** RECORDS SUPPLIED **
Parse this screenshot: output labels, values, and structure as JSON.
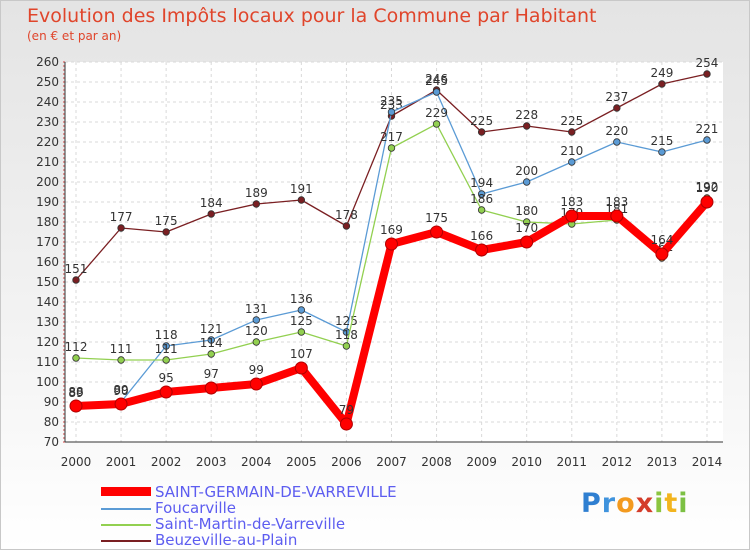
{
  "chart_data": {
    "type": "line",
    "title": "Evolution des Impôts locaux pour la Commune par Habitant",
    "subtitle": "(en € et par an)",
    "xlabel": "",
    "ylabel": "",
    "ylim": [
      70,
      260
    ],
    "ytick_step": 10,
    "grid": true,
    "legend_position": "bottom-left",
    "categories": [
      "2000",
      "2001",
      "2002",
      "2003",
      "2004",
      "2005",
      "2006",
      "2007",
      "2008",
      "2009",
      "2010",
      "2011",
      "2012",
      "2013",
      "2014"
    ],
    "series": [
      {
        "name": "Beuzeville-au-Plain",
        "color": "#7a1f22",
        "values": [
          151,
          177,
          175,
          184,
          189,
          191,
          178,
          233,
          246,
          225,
          228,
          225,
          237,
          249,
          254
        ]
      },
      {
        "name": "Foucarville",
        "color": "#5b9bd5",
        "values": [
          89,
          90,
          118,
          121,
          131,
          136,
          125,
          235,
          245,
          194,
          200,
          210,
          220,
          215,
          221
        ]
      },
      {
        "name": "Saint-Martin-de-Varreville",
        "color": "#92d050",
        "values": [
          112,
          111,
          111,
          114,
          120,
          125,
          118,
          217,
          229,
          186,
          180,
          179,
          181,
          162,
          192
        ]
      },
      {
        "name": "SAINT-GERMAIN-DE-VARREVILLE",
        "color": "#ff0000",
        "values": [
          88,
          89,
          95,
          97,
          99,
          107,
          79,
          169,
          175,
          166,
          170,
          183,
          183,
          164,
          190
        ]
      }
    ]
  },
  "legend_order": [
    3,
    1,
    2,
    0
  ],
  "logo": {
    "letters": [
      "P",
      "r",
      "o",
      "x",
      "i",
      "t",
      "i"
    ],
    "colors": [
      "#2f7fd1",
      "#3f93dd",
      "#f39a1f",
      "#d43c2a",
      "#8bc53f",
      "#f2b41e",
      "#7cc043"
    ]
  }
}
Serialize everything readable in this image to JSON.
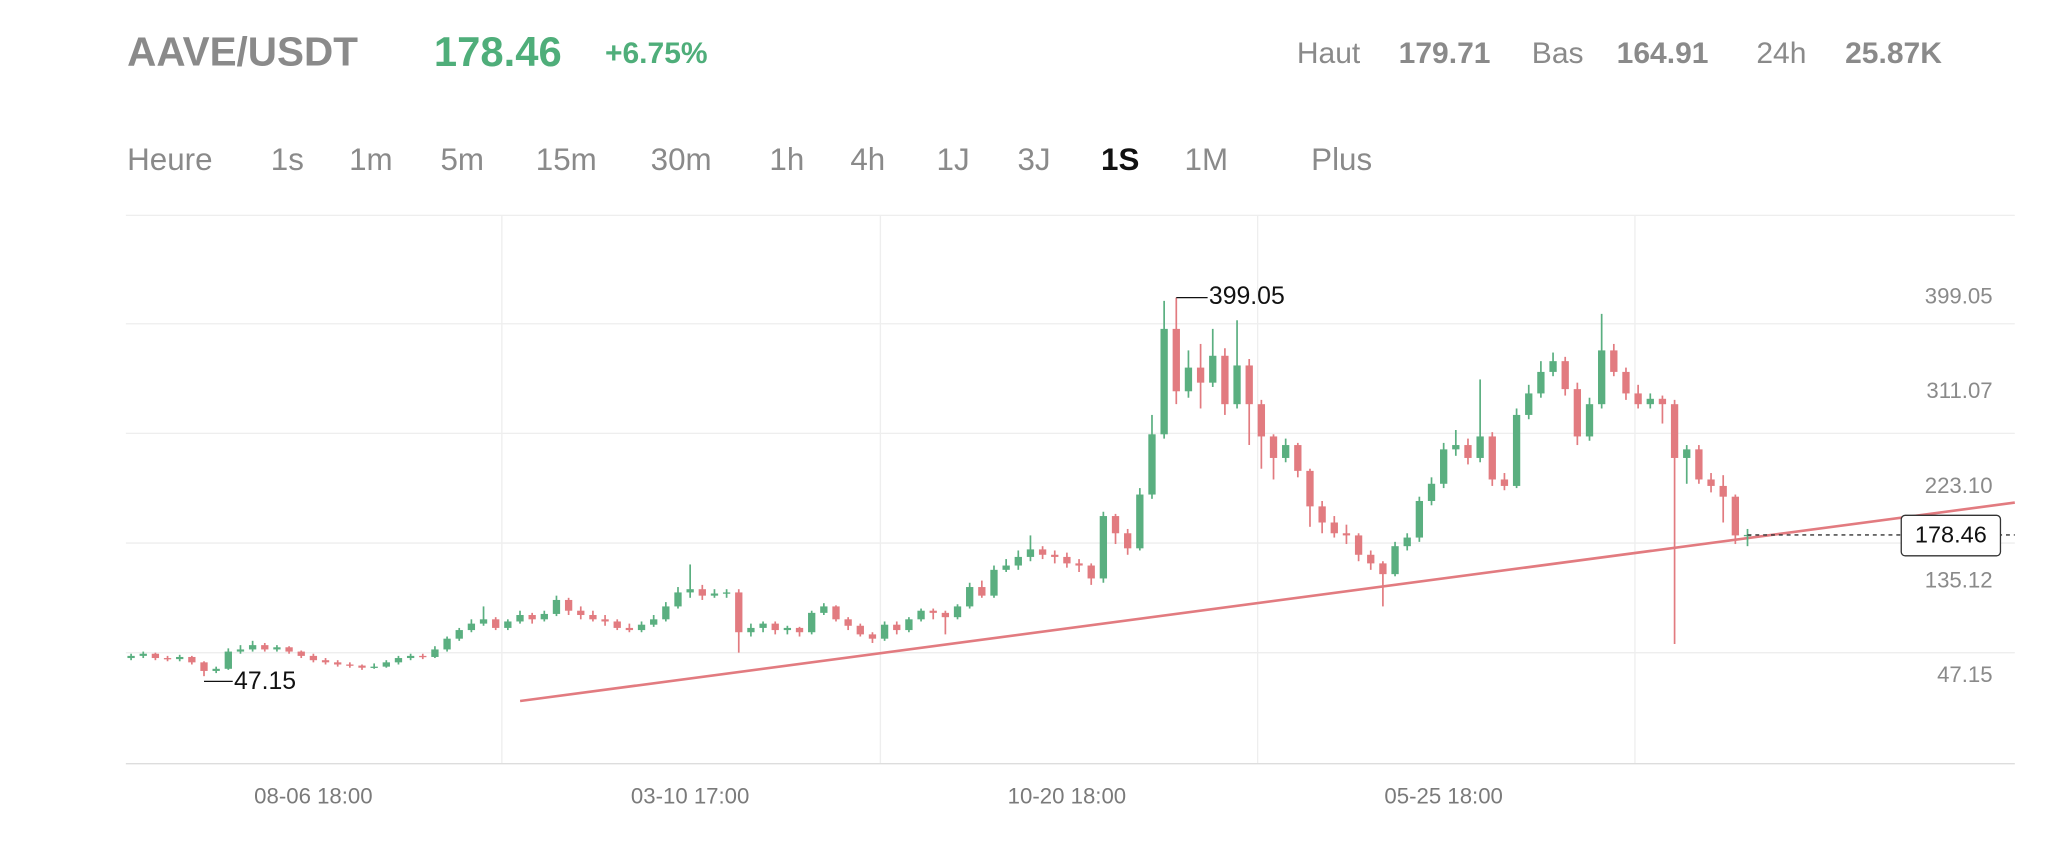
{
  "header": {
    "pair": "AAVE/USDT",
    "price": "178.46",
    "change": "+6.75%",
    "stats": [
      {
        "label": "Haut",
        "value": "179.71"
      },
      {
        "label": "Bas",
        "value": "164.91"
      },
      {
        "label": "24h",
        "value": "25.87K"
      }
    ]
  },
  "tabs": [
    "Heure",
    "1s",
    "1m",
    "5m",
    "15m",
    "30m",
    "1h",
    "4h",
    "1J",
    "3J",
    "1S",
    "1M",
    "Plus"
  ],
  "chart_data": {
    "type": "candlestick",
    "up_color": "#5aaf80",
    "down_color": "#e27b80",
    "ylim": [
      -34.2,
      475.5
    ],
    "yticks": [
      47.15,
      135.12,
      {
        "value": 223.1,
        "label": "223.10"
      },
      311.07,
      399.05
    ],
    "categories": [
      null,
      null,
      null,
      null,
      null,
      null,
      null,
      null,
      null,
      null,
      null,
      null,
      null,
      null,
      null,
      "08-06 18:00",
      null,
      null,
      null,
      null,
      null,
      null,
      null,
      null,
      null,
      null,
      null,
      null,
      null,
      null,
      null,
      null,
      null,
      null,
      null,
      null,
      null,
      null,
      null,
      null,
      null,
      null,
      null,
      null,
      null,
      null,
      "03-10 17:00",
      null,
      null,
      null,
      null,
      null,
      null,
      null,
      null,
      null,
      null,
      null,
      null,
      null,
      null,
      null,
      null,
      null,
      null,
      null,
      null,
      null,
      null,
      null,
      null,
      null,
      null,
      null,
      null,
      null,
      null,
      "10-20 18:00",
      null,
      null,
      null,
      null,
      null,
      null,
      null,
      null,
      null,
      null,
      null,
      null,
      null,
      null,
      null,
      null,
      null,
      null,
      null,
      null,
      null,
      null,
      null,
      null,
      null,
      null,
      null,
      null,
      null,
      null,
      "05-25 18:00",
      null,
      null,
      null,
      null,
      null,
      null,
      null,
      null,
      null,
      null,
      null,
      null,
      null,
      null,
      null,
      null,
      null,
      null,
      null,
      null,
      null,
      null,
      null,
      null,
      null
    ],
    "open": [
      64,
      66,
      68,
      64,
      63,
      65,
      60,
      52,
      54,
      70,
      72,
      76,
      72,
      74,
      70,
      66,
      62,
      60,
      58,
      57,
      55,
      56,
      60,
      64,
      66,
      65,
      72,
      82,
      90,
      96,
      100,
      92,
      98,
      104,
      100,
      105,
      118,
      108,
      104,
      100,
      98,
      92,
      90,
      95,
      100,
      112,
      125,
      128,
      122,
      124,
      125,
      88,
      92,
      96,
      90,
      92,
      88,
      106,
      112,
      100,
      94,
      86,
      82,
      95,
      90,
      100,
      108,
      106,
      102,
      112,
      130,
      122,
      146,
      150,
      158,
      165,
      160,
      158,
      152,
      150,
      138,
      196,
      180,
      166,
      216,
      272,
      370,
      312,
      334,
      320,
      345,
      300,
      336,
      300,
      270,
      250,
      262,
      238,
      205,
      190,
      180,
      178,
      160,
      152,
      142,
      168,
      176,
      210,
      226,
      258,
      262,
      250,
      270,
      230,
      224,
      290,
      310,
      330,
      340,
      314,
      270,
      300,
      350,
      330,
      310,
      300,
      305,
      300,
      250,
      258,
      230,
      224,
      214,
      178
    ],
    "high": [
      68,
      70,
      69,
      66,
      67,
      66,
      61,
      56,
      73,
      76,
      80,
      78,
      76,
      75,
      71,
      68,
      64,
      62,
      60,
      58,
      59,
      62,
      66,
      68,
      68,
      75,
      84,
      92,
      100,
      112,
      102,
      100,
      108,
      106,
      108,
      122,
      120,
      112,
      108,
      104,
      100,
      96,
      98,
      104,
      116,
      130,
      151,
      132,
      128,
      128,
      128,
      96,
      98,
      98,
      94,
      93,
      108,
      115,
      113,
      102,
      96,
      88,
      98,
      98,
      102,
      110,
      110,
      108,
      114,
      134,
      136,
      150,
      156,
      164,
      178,
      168,
      164,
      162,
      156,
      152,
      200,
      198,
      184,
      222,
      290,
      396,
      399.05,
      350,
      356,
      370,
      352,
      378,
      342,
      304,
      272,
      268,
      264,
      240,
      210,
      196,
      188,
      180,
      164,
      154,
      172,
      180,
      214,
      232,
      264,
      276,
      268,
      323,
      274,
      236,
      296,
      318,
      340,
      348,
      344,
      320,
      306,
      384,
      356,
      334,
      318,
      310,
      308,
      304,
      262,
      262,
      236,
      234,
      216,
      184
    ],
    "low": [
      62,
      64,
      62,
      61,
      61,
      58,
      47.15,
      50,
      53,
      68,
      70,
      70,
      70,
      68,
      64,
      60,
      58,
      56,
      55,
      53,
      54,
      55,
      58,
      62,
      63,
      64,
      70,
      80,
      88,
      94,
      90,
      90,
      96,
      96,
      98,
      103,
      104,
      100,
      98,
      94,
      90,
      88,
      88,
      93,
      98,
      110,
      120,
      118,
      120,
      120,
      69,
      84,
      88,
      86,
      86,
      84,
      86,
      104,
      98,
      90,
      84,
      78,
      80,
      86,
      88,
      98,
      100,
      86,
      100,
      110,
      120,
      120,
      144,
      146,
      154,
      156,
      152,
      148,
      144,
      132,
      134,
      170,
      160,
      164,
      212,
      268,
      300,
      306,
      296,
      316,
      290,
      296,
      262,
      240,
      230,
      246,
      232,
      186,
      180,
      176,
      170,
      154,
      146,
      112,
      140,
      164,
      172,
      206,
      222,
      252,
      244,
      246,
      224,
      220,
      222,
      286,
      306,
      326,
      308,
      262,
      266,
      296,
      326,
      304,
      296,
      296,
      282,
      77,
      226,
      226,
      218,
      190,
      170,
      168
    ],
    "close": [
      66,
      68,
      64,
      63,
      65,
      60,
      52,
      54,
      70,
      72,
      76,
      72,
      74,
      70,
      66,
      62,
      60,
      58,
      57,
      55,
      56,
      60,
      64,
      66,
      65,
      72,
      82,
      90,
      96,
      100,
      92,
      98,
      104,
      100,
      105,
      118,
      108,
      104,
      100,
      98,
      92,
      90,
      95,
      100,
      112,
      125,
      128,
      122,
      124,
      125,
      88,
      92,
      96,
      90,
      92,
      88,
      106,
      112,
      100,
      94,
      86,
      82,
      95,
      90,
      100,
      108,
      106,
      102,
      112,
      130,
      122,
      146,
      150,
      158,
      165,
      160,
      158,
      152,
      150,
      138,
      196,
      180,
      166,
      216,
      272,
      370,
      312,
      334,
      320,
      345,
      300,
      336,
      300,
      270,
      250,
      262,
      238,
      205,
      190,
      180,
      178,
      160,
      152,
      142,
      168,
      176,
      210,
      226,
      258,
      262,
      250,
      270,
      230,
      224,
      290,
      310,
      330,
      340,
      314,
      270,
      300,
      350,
      330,
      310,
      300,
      305,
      300,
      250,
      258,
      230,
      224,
      214,
      178,
      178.46
    ]
  }
}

** SHORT PROBLEM **
Pull out each line containing the word "name" and copy it.

** SOLUTION BELOW **
        "name": "Beuzeville-au-Plain",
        "name": "Foucarville",
        "name": "Saint-Martin-de-Varreville",
        "name": "SAINT-GERMAIN-DE-VARREVILLE",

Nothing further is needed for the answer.